WHAT YOU HAVE TO DO:
Find each line containing the string "panel". Copy it.

---+---

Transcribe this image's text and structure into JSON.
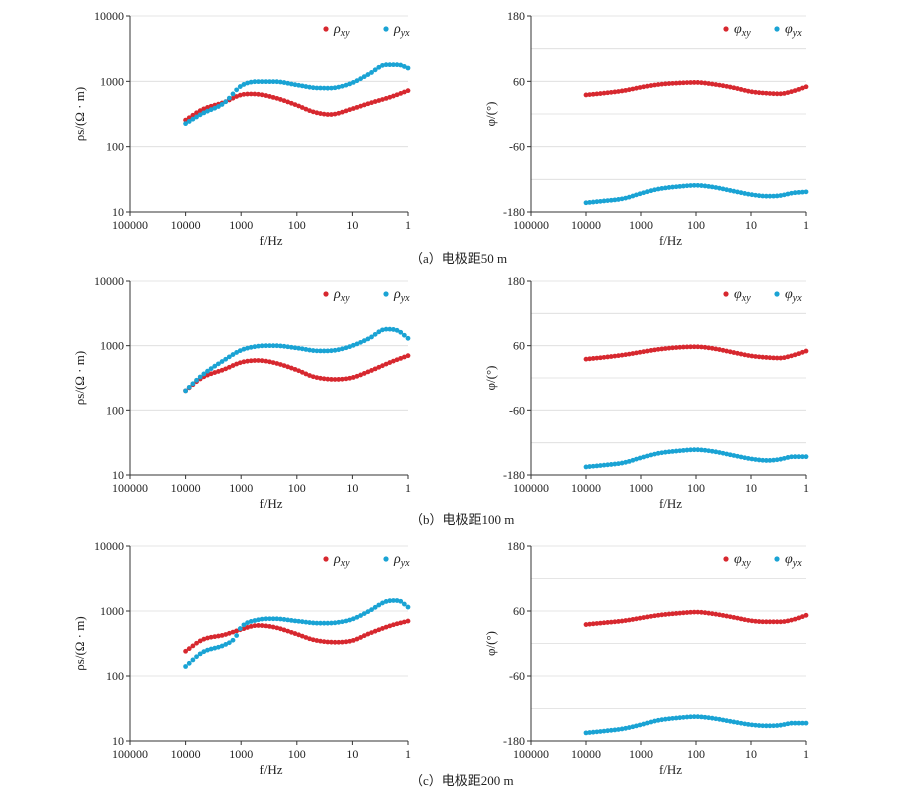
{
  "colors": {
    "xy": "#d7282f",
    "yx": "#1aa3d4",
    "grid": "#dcdcdc",
    "axis": "#333333"
  },
  "captions": [
    "（a）电极距50 m",
    "（b）电极距100 m",
    "（c）电极距200 m"
  ],
  "chart_data": [
    {
      "type": "scatter",
      "panel": "a-resistivity",
      "xlabel": "f/Hz",
      "ylabel": "ρs/(Ω · m)",
      "xscale": "log",
      "xreversed": true,
      "xlim": [
        100000,
        1
      ],
      "yscale": "log",
      "ylim": [
        10,
        10000
      ],
      "x_ticks": [
        "100000",
        "10000",
        "1000",
        "100",
        "10",
        "1"
      ],
      "y_ticks": [
        "10",
        "100",
        "1000",
        "10000"
      ],
      "grid": "horizontal",
      "legend": "top-right",
      "series": [
        {
          "name": "ρxy",
          "key": "xy",
          "sym": "ρ",
          "points": [
            [
              10000,
              255
            ],
            [
              5000,
              370
            ],
            [
              2000,
              480
            ],
            [
              1000,
              620
            ],
            [
              600,
              640
            ],
            [
              250,
              560
            ],
            [
              100,
              430
            ],
            [
              50,
              340
            ],
            [
              25,
              310
            ],
            [
              10,
              380
            ],
            [
              5,
              460
            ],
            [
              2,
              580
            ],
            [
              1,
              720
            ]
          ]
        },
        {
          "name": "ρyx",
          "key": "yx",
          "sym": "ρ",
          "points": [
            [
              10000,
              225
            ],
            [
              5000,
              320
            ],
            [
              2000,
              470
            ],
            [
              1000,
              850
            ],
            [
              500,
              990
            ],
            [
              250,
              990
            ],
            [
              100,
              880
            ],
            [
              40,
              790
            ],
            [
              20,
              800
            ],
            [
              10,
              950
            ],
            [
              5,
              1300
            ],
            [
              2.5,
              1800
            ],
            [
              1.5,
              1800
            ],
            [
              1,
              1600
            ]
          ]
        }
      ]
    },
    {
      "type": "scatter",
      "panel": "a-phase",
      "xlabel": "f/Hz",
      "ylabel": "φ/(°)",
      "xscale": "log",
      "xreversed": true,
      "xlim": [
        100000,
        1
      ],
      "ylim": [
        -180,
        180
      ],
      "x_ticks": [
        "100000",
        "10000",
        "1000",
        "100",
        "10",
        "1"
      ],
      "y_ticks": [
        "180",
        "60",
        "-60",
        "-180"
      ],
      "grid": "horizontal",
      "legend": "top-right",
      "series": [
        {
          "name": "φxy",
          "key": "xy",
          "sym": "φ",
          "points": [
            [
              10000,
              35
            ],
            [
              5000,
              38
            ],
            [
              2000,
              43
            ],
            [
              1000,
              49
            ],
            [
              500,
              54
            ],
            [
              200,
              57
            ],
            [
              100,
              58
            ],
            [
              50,
              55
            ],
            [
              20,
              48
            ],
            [
              10,
              41
            ],
            [
              5,
              38
            ],
            [
              3,
              37
            ],
            [
              1.7,
              42
            ],
            [
              1,
              50
            ]
          ]
        },
        {
          "name": "φyx",
          "key": "yx",
          "sym": "φ",
          "points": [
            [
              10000,
              -163
            ],
            [
              5000,
              -160
            ],
            [
              2000,
              -155
            ],
            [
              1000,
              -146
            ],
            [
              500,
              -138
            ],
            [
              200,
              -133
            ],
            [
              100,
              -131
            ],
            [
              50,
              -134
            ],
            [
              20,
              -142
            ],
            [
              10,
              -148
            ],
            [
              5,
              -151
            ],
            [
              3,
              -150
            ],
            [
              1.7,
              -145
            ],
            [
              1,
              -143
            ]
          ]
        }
      ]
    },
    {
      "type": "scatter",
      "panel": "b-resistivity",
      "xlabel": "f/Hz",
      "ylabel": "ρs/(Ω · m)",
      "xscale": "log",
      "xreversed": true,
      "xlim": [
        100000,
        1
      ],
      "yscale": "log",
      "ylim": [
        10,
        10000
      ],
      "x_ticks": [
        "100000",
        "10000",
        "1000",
        "100",
        "10",
        "1"
      ],
      "y_ticks": [
        "10",
        "100",
        "1000",
        "10000"
      ],
      "grid": "horizontal",
      "legend": "top-right",
      "series": [
        {
          "name": "ρxy",
          "key": "xy",
          "sym": "ρ",
          "points": [
            [
              10000,
              200
            ],
            [
              5000,
              320
            ],
            [
              2000,
              430
            ],
            [
              1000,
              550
            ],
            [
              500,
              590
            ],
            [
              250,
              540
            ],
            [
              100,
              420
            ],
            [
              50,
              330
            ],
            [
              20,
              300
            ],
            [
              10,
              320
            ],
            [
              5,
              400
            ],
            [
              2,
              560
            ],
            [
              1,
              700
            ]
          ]
        },
        {
          "name": "ρyx",
          "key": "yx",
          "sym": "ρ",
          "points": [
            [
              10000,
              200
            ],
            [
              5000,
              350
            ],
            [
              2000,
              600
            ],
            [
              1000,
              850
            ],
            [
              500,
              980
            ],
            [
              250,
              1000
            ],
            [
              100,
              920
            ],
            [
              40,
              830
            ],
            [
              20,
              850
            ],
            [
              10,
              1000
            ],
            [
              5,
              1300
            ],
            [
              2.5,
              1800
            ],
            [
              1.5,
              1700
            ],
            [
              1,
              1300
            ]
          ]
        }
      ]
    },
    {
      "type": "scatter",
      "panel": "b-phase",
      "xlabel": "f/Hz",
      "ylabel": "φ/(°)",
      "xscale": "log",
      "xreversed": true,
      "xlim": [
        100000,
        1
      ],
      "ylim": [
        -180,
        180
      ],
      "x_ticks": [
        "100000",
        "10000",
        "1000",
        "100",
        "10",
        "1"
      ],
      "y_ticks": [
        "180",
        "60",
        "-60",
        "-180"
      ],
      "grid": "horizontal",
      "legend": "top-right",
      "series": [
        {
          "name": "φxy",
          "key": "xy",
          "sym": "φ",
          "points": [
            [
              10000,
              35
            ],
            [
              5000,
              38
            ],
            [
              2000,
              43
            ],
            [
              1000,
              48
            ],
            [
              500,
              53
            ],
            [
              200,
              57
            ],
            [
              100,
              58
            ],
            [
              50,
              55
            ],
            [
              20,
              47
            ],
            [
              10,
              41
            ],
            [
              5,
              38
            ],
            [
              3,
              37
            ],
            [
              1.7,
              42
            ],
            [
              1,
              50
            ]
          ]
        },
        {
          "name": "φyx",
          "key": "yx",
          "sym": "φ",
          "points": [
            [
              10000,
              -165
            ],
            [
              5000,
              -162
            ],
            [
              2000,
              -157
            ],
            [
              1000,
              -148
            ],
            [
              500,
              -140
            ],
            [
              200,
              -135
            ],
            [
              100,
              -133
            ],
            [
              50,
              -136
            ],
            [
              20,
              -144
            ],
            [
              10,
              -150
            ],
            [
              5,
              -153
            ],
            [
              3,
              -151
            ],
            [
              1.7,
              -146
            ],
            [
              1,
              -146
            ]
          ]
        }
      ]
    },
    {
      "type": "scatter",
      "panel": "c-resistivity",
      "xlabel": "f/Hz",
      "ylabel": "ρs/(Ω · m)",
      "xscale": "log",
      "xreversed": true,
      "xlim": [
        100000,
        1
      ],
      "yscale": "log",
      "ylim": [
        10,
        10000
      ],
      "x_ticks": [
        "100000",
        "10000",
        "1000",
        "100",
        "10",
        "1"
      ],
      "y_ticks": [
        "10",
        "100",
        "1000",
        "10000"
      ],
      "grid": "horizontal",
      "legend": "top-right",
      "series": [
        {
          "name": "ρxy",
          "key": "xy",
          "sym": "ρ",
          "points": [
            [
              10000,
              240
            ],
            [
              5000,
              360
            ],
            [
              2000,
              430
            ],
            [
              1000,
              520
            ],
            [
              500,
              600
            ],
            [
              250,
              560
            ],
            [
              100,
              440
            ],
            [
              50,
              360
            ],
            [
              20,
              330
            ],
            [
              10,
              350
            ],
            [
              5,
              450
            ],
            [
              2,
              600
            ],
            [
              1,
              700
            ]
          ]
        },
        {
          "name": "ρyx",
          "key": "yx",
          "sym": "ρ",
          "points": [
            [
              10000,
              140
            ],
            [
              5000,
              230
            ],
            [
              2000,
              300
            ],
            [
              1300,
              380
            ],
            [
              1000,
              560
            ],
            [
              500,
              730
            ],
            [
              250,
              760
            ],
            [
              100,
              700
            ],
            [
              40,
              650
            ],
            [
              20,
              660
            ],
            [
              10,
              750
            ],
            [
              5,
              1000
            ],
            [
              2.5,
              1400
            ],
            [
              1.5,
              1450
            ],
            [
              1,
              1150
            ]
          ]
        }
      ]
    },
    {
      "type": "scatter",
      "panel": "c-phase",
      "xlabel": "f/Hz",
      "ylabel": "φ/(°)",
      "xscale": "log",
      "xreversed": true,
      "xlim": [
        100000,
        1
      ],
      "ylim": [
        -180,
        180
      ],
      "x_ticks": [
        "100000",
        "10000",
        "1000",
        "100",
        "10",
        "1"
      ],
      "y_ticks": [
        "180",
        "60",
        "-60",
        "-180"
      ],
      "grid": "horizontal",
      "legend": "top-right",
      "series": [
        {
          "name": "φxy",
          "key": "xy",
          "sym": "φ",
          "points": [
            [
              10000,
              35
            ],
            [
              5000,
              38
            ],
            [
              2000,
              42
            ],
            [
              1000,
              47
            ],
            [
              500,
              52
            ],
            [
              200,
              56
            ],
            [
              100,
              58
            ],
            [
              50,
              55
            ],
            [
              20,
              48
            ],
            [
              10,
              42
            ],
            [
              5,
              40
            ],
            [
              3,
              40
            ],
            [
              1.7,
              44
            ],
            [
              1,
              52
            ]
          ]
        },
        {
          "name": "φyx",
          "key": "yx",
          "sym": "φ",
          "points": [
            [
              10000,
              -165
            ],
            [
              5000,
              -162
            ],
            [
              2000,
              -157
            ],
            [
              1000,
              -150
            ],
            [
              500,
              -142
            ],
            [
              200,
              -137
            ],
            [
              100,
              -135
            ],
            [
              50,
              -138
            ],
            [
              20,
              -145
            ],
            [
              10,
              -150
            ],
            [
              5,
              -152
            ],
            [
              3,
              -151
            ],
            [
              1.7,
              -147
            ],
            [
              1,
              -147
            ]
          ]
        }
      ]
    }
  ]
}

---+---

WRITTEN ANSWER:
      "panel": "a-resistivity",
      "panel": "a-phase",
      "panel": "b-resistivity",
      "panel": "b-phase",
      "panel": "c-resistivity",
      "panel": "c-phase",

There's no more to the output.